Copy every line of the entries that includes the word "color".

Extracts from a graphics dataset
-.-.-

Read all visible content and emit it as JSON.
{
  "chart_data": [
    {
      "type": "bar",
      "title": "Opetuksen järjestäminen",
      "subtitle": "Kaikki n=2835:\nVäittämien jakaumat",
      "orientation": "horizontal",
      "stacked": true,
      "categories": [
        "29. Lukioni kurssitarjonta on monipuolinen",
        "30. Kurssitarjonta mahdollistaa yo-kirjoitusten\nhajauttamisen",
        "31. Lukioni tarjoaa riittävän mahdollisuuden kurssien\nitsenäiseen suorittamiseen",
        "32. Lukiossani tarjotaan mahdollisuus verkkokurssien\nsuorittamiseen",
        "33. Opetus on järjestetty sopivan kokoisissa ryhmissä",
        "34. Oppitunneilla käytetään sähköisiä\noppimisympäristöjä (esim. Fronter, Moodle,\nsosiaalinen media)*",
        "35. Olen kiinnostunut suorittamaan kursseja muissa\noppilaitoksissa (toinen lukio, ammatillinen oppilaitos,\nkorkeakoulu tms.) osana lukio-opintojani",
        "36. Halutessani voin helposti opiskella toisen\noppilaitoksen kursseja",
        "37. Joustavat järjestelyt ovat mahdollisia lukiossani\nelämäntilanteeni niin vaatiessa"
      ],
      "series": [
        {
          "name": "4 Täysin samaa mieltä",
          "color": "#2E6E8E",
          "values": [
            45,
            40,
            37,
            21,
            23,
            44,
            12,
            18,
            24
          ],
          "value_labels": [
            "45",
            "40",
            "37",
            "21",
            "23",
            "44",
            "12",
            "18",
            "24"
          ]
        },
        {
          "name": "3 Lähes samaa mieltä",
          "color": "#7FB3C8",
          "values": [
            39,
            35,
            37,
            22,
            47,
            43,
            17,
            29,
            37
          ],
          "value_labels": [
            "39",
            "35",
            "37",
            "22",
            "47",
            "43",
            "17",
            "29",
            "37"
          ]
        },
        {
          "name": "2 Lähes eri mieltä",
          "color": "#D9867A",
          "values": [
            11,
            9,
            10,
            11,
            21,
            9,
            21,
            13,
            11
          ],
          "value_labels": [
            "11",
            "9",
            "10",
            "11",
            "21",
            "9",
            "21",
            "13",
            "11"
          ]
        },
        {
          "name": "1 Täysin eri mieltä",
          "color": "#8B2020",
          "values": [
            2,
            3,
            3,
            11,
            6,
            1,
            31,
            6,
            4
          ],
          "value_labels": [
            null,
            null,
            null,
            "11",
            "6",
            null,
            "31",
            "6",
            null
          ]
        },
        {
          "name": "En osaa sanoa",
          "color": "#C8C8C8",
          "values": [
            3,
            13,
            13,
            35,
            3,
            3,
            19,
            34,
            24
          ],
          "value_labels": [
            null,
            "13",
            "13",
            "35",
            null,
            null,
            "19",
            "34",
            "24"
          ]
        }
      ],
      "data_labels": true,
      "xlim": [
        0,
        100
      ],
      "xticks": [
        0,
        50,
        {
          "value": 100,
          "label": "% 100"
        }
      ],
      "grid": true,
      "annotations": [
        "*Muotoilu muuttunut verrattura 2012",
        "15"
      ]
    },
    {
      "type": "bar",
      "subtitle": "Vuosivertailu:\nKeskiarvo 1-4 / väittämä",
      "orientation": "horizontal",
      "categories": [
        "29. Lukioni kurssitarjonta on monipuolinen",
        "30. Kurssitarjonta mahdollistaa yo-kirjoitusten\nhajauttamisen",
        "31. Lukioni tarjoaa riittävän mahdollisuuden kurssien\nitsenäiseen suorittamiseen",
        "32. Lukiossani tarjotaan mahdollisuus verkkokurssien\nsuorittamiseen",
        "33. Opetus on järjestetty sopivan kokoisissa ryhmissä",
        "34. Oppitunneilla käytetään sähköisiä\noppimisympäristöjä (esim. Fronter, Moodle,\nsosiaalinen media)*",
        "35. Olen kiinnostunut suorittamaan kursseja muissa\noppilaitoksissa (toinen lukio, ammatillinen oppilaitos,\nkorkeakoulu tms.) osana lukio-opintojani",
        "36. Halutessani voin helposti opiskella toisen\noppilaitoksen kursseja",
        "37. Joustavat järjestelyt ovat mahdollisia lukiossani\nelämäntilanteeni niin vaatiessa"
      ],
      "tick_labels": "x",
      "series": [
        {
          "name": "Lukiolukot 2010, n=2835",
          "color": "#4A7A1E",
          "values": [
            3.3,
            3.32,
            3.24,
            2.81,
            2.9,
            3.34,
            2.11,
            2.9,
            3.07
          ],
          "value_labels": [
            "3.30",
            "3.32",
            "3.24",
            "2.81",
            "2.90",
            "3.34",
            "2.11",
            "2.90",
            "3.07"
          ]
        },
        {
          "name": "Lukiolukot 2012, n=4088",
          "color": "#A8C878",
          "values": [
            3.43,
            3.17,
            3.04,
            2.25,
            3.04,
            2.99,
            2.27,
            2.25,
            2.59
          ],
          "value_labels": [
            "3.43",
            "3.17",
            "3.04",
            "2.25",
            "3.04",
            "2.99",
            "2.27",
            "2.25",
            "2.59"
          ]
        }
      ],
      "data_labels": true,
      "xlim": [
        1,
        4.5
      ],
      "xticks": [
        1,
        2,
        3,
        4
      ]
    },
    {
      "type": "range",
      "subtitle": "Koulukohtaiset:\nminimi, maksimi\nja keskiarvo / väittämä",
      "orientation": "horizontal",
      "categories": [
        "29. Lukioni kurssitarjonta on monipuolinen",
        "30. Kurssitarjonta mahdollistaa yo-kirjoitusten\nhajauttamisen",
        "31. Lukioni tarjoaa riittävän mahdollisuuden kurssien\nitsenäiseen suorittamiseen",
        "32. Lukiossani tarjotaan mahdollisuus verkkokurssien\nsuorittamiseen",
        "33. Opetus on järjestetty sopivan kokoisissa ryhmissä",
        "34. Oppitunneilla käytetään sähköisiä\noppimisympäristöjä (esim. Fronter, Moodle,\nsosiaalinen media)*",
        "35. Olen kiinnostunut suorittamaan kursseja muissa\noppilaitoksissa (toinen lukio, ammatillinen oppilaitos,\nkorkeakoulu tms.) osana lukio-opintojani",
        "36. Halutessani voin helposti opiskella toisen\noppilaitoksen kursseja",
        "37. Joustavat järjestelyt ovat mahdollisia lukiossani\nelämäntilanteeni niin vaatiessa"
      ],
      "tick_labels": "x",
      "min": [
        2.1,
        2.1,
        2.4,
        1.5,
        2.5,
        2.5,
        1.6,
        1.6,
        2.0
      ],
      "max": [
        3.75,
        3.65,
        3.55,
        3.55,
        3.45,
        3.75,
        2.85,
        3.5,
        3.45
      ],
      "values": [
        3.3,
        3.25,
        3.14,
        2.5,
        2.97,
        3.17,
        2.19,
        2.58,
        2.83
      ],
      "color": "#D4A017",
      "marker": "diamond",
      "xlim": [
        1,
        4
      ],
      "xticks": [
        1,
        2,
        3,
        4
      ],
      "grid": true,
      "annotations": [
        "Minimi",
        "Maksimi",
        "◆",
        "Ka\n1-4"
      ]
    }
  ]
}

-.-.-

WRITTEN RESPONSE =>
          "color": "#2E6E8E",
          "color": "#7FB3C8",
          "color": "#D9867A",
          "color": "#8B2020",
          "color": "#C8C8C8",
          "color": "#4A7A1E",
          "color": "#A8C878",
      "color": "#D4A017",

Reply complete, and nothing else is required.